**WHAT NEEDS TO BE DONE**
Would you return the entries below word for word?

**RECORDS FOR THIS TASK**
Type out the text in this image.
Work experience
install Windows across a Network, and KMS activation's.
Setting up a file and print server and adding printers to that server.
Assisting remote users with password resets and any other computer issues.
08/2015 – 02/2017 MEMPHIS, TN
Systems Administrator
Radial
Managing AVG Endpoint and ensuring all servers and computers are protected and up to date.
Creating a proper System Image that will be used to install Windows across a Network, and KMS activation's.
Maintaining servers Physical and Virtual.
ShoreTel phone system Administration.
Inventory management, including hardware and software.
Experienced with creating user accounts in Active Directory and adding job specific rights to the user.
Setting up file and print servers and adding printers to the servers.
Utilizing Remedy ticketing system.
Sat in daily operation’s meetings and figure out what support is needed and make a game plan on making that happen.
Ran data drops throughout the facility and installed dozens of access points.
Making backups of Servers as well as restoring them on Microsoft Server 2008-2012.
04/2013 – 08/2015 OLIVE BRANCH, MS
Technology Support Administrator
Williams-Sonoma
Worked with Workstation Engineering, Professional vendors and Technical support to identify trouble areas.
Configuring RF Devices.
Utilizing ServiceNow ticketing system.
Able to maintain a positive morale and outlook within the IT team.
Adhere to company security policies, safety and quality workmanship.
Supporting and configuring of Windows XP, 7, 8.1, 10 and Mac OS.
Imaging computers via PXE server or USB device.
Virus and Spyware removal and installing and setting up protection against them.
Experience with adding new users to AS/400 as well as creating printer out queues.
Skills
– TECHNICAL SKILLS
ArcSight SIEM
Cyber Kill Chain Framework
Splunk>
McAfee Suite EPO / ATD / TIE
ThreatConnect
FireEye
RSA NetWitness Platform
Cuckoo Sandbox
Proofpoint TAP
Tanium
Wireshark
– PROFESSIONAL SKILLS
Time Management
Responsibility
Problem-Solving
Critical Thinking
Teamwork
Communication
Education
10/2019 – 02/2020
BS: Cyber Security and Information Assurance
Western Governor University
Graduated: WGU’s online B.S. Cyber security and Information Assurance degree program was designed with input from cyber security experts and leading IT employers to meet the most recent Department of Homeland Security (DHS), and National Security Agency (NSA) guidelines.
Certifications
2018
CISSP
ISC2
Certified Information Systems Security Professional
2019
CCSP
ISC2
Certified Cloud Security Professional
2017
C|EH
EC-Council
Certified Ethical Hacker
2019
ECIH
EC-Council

**SOLUTION TO THE EXERCISE**
Type out the text in this image.
Work experience
install Windows across a Network, and KMS activation's.
Setting up a file and print server and adding printers to that server.
Assisting remote users with password resets and any other computer issues.
08/2015 – 02/2017 MEMPHIS, TN
Systems Administrator
Radial
Managing AVG Endpoint and ensuring all servers and computers are protected and up to date.
Creating a proper System Image that will be used to install Windows across a Network, and KMS activation's.
Maintaining servers Physical and Virtual.
ShoreTel phone system Administration.
Inventory management, including hardware and software.
Experienced with creating user accounts in Active Directory and adding job specific rights to the user.
Setting up file and print servers and adding printers to the servers.
Utilizing Remedy ticketing system.
Sat in daily operation’s meetings and figure out what support is needed and make a game plan on making that happen.
Ran data drops throughout the facility and installed dozens of access points.
Making backups of Servers as well as restoring them on Microsoft Server 2008-2012.
04/2013 – 08/2015 OLIVE BRANCH, MS
Technology Support Administrator
Williams-Sonoma
Worked with Workstation Engineering, Professional vendors and Technical support to identify trouble areas.
Configuring RF Devices.
Utilizing ServiceNow ticketing system.
Able to maintain a positive morale and outlook within the IT team.
Adhere to company security policies, safety and quality workmanship.
Supporting and configuring of Windows XP, 7, 8.1, 10 and Mac OS.
Imaging computers via PXE server or USB device.
Virus and Spyware removal and installing and setting up protection against them.
Experience with adding new users to AS/400 as well as creating printer out queues.
Skills
– TECHNICAL SKILLS
ArcSight SIEM
Cyber Kill Chain Framework
Splunk>
McAfee Suite EPO / ATD / TIE
ThreatConnect
FireEye
RSA NetWitness Platform
Cuckoo Sandbox
Proofpoint TAP
Tanium
Wireshark
– PROFESSIONAL SKILLS
Time Management
Responsibility
Problem-Solving
Critical Thinking
Teamwork
Communication
Education
10/2019 – 02/2020
BS: Cyber Security and Information Assurance
Western Governor University
Graduated: WGU’s online B.S. Cyber security and Information Assurance degree program was designed with input from cyber security experts and leading IT employers to meet the most recent Department of Homeland Security (DHS), and National Security Agency (NSA) guidelines.
Certifications
2018
CISSP
ISC2
Certified Information Systems Security Professional
2019
CCSP
ISC2
Certified Cloud Security Professional
2017
C|EH
EC-Council
Certified Ethical Hacker
2019
ECIH
EC-Council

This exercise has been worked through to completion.